● Supplied records:
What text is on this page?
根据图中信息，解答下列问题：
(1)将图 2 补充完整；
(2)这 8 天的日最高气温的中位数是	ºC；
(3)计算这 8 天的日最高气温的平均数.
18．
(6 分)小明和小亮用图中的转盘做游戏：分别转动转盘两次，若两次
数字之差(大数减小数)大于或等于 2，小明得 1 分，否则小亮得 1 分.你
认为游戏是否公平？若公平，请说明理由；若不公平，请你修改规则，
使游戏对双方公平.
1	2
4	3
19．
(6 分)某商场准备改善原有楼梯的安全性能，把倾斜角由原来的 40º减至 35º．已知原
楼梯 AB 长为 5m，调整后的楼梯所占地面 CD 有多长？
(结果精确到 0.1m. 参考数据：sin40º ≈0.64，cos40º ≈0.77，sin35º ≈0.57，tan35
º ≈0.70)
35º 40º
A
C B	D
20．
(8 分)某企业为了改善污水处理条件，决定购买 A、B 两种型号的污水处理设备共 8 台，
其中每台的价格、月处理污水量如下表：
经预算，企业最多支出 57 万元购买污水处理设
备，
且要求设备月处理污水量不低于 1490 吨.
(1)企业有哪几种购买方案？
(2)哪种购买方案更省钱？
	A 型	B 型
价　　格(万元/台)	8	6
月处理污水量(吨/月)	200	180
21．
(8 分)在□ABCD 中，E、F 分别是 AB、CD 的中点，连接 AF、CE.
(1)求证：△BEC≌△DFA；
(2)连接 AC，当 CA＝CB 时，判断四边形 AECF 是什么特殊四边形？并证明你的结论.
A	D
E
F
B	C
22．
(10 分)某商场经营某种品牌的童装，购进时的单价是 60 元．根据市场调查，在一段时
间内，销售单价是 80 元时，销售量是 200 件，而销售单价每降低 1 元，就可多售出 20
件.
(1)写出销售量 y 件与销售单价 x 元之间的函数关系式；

● Exercise description:
Retype all of the data shown above, word for word.

● Correct output:
What text is on this page?
根据图中信息，解答下列问题：
(1)将图 2 补充完整；
(2)这 8 天的日最高气温的中位数是	ºC；
(3)计算这 8 天的日最高气温的平均数.
18．
(6 分)小明和小亮用图中的转盘做游戏：分别转动转盘两次，若两次
数字之差(大数减小数)大于或等于 2，小明得 1 分，否则小亮得 1 分.你
认为游戏是否公平？若公平，请说明理由；若不公平，请你修改规则，
使游戏对双方公平.
1	2
4	3
19．
(6 分)某商场准备改善原有楼梯的安全性能，把倾斜角由原来的 40º减至 35º．已知原
楼梯 AB 长为 5m，调整后的楼梯所占地面 CD 有多长？
(结果精确到 0.1m. 参考数据：sin40º ≈0.64，cos40º ≈0.77，sin35º ≈0.57，tan35
º ≈0.70)
35º 40º
A
C B	D
20．
(8 分)某企业为了改善污水处理条件，决定购买 A、B 两种型号的污水处理设备共 8 台，
其中每台的价格、月处理污水量如下表：
经预算，企业最多支出 57 万元购买污水处理设
备，
且要求设备月处理污水量不低于 1490 吨.
(1)企业有哪几种购买方案？
(2)哪种购买方案更省钱？
	A 型	B 型
价　　格(万元/台)	8	6
月处理污水量(吨/月)	200	180
21．
(8 分)在□ABCD 中，E、F 分别是 AB、CD 的中点，连接 AF、CE.
(1)求证：△BEC≌△DFA；
(2)连接 AC，当 CA＝CB 时，判断四边形 AECF 是什么特殊四边形？并证明你的结论.
A	D
E
F
B	C
22．
(10 分)某商场经营某种品牌的童装，购进时的单价是 60 元．根据市场调查，在一段时
间内，销售单价是 80 元时，销售量是 200 件，而销售单价每降低 1 元，就可多售出 20
件.
(1)写出销售量 y 件与销售单价 x 元之间的函数关系式；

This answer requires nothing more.